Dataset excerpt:
■ ■ ■
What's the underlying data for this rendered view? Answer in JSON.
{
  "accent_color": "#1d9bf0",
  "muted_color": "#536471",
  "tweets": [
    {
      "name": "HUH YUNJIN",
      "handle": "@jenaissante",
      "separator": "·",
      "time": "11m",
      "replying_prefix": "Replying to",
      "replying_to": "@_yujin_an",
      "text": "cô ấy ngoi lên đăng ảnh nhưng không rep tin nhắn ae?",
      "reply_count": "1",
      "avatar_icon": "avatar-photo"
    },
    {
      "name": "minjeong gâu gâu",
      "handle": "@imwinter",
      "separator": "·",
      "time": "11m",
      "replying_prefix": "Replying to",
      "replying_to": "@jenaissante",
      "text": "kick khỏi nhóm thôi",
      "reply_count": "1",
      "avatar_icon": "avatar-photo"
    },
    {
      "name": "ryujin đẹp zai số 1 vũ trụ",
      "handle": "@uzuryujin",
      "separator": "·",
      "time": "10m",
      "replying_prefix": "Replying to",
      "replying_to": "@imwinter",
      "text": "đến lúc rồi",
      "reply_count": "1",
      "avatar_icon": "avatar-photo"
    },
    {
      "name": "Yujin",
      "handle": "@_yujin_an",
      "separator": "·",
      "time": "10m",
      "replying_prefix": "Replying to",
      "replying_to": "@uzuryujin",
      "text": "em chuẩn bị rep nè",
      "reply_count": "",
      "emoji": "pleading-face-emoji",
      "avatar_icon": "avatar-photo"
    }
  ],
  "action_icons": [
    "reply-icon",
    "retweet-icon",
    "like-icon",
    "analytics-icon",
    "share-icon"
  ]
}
■ ■ ■
Exercise task
Print the listing above in its entirety, with every line exact.

Result
What's the underlying data for this rendered view? Answer in JSON.
{
  "accent_color": "#1d9bf0",
  "muted_color": "#536471",
  "tweets": [
    {
      "name": "HUH YUNJIN",
      "handle": "@jenaissante",
      "separator": "·",
      "time": "11m",
      "replying_prefix": "Replying to",
      "replying_to": "@_yujin_an",
      "text": "cô ấy ngoi lên đăng ảnh nhưng không rep tin nhắn ae?",
      "reply_count": "1",
      "avatar_icon": "avatar-photo"
    },
    {
      "name": "minjeong gâu gâu",
      "handle": "@imwinter",
      "separator": "·",
      "time": "11m",
      "replying_prefix": "Replying to",
      "replying_to": "@jenaissante",
      "text": "kick khỏi nhóm thôi",
      "reply_count": "1",
      "avatar_icon": "avatar-photo"
    },
    {
      "name": "ryujin đẹp zai số 1 vũ trụ",
      "handle": "@uzuryujin",
      "separator": "·",
      "time": "10m",
      "replying_prefix": "Replying to",
      "replying_to": "@imwinter",
      "text": "đến lúc rồi",
      "reply_count": "1",
      "avatar_icon": "avatar-photo"
    },
    {
      "name": "Yujin",
      "handle": "@_yujin_an",
      "separator": "·",
      "time": "10m",
      "replying_prefix": "Replying to",
      "replying_to": "@uzuryujin",
      "text": "em chuẩn bị rep nè",
      "reply_count": "",
      "emoji": "pleading-face-emoji",
      "avatar_icon": "avatar-photo"
    }
  ],
  "action_icons": [
    "reply-icon",
    "retweet-icon",
    "like-icon",
    "analytics-icon",
    "share-icon"
  ]
}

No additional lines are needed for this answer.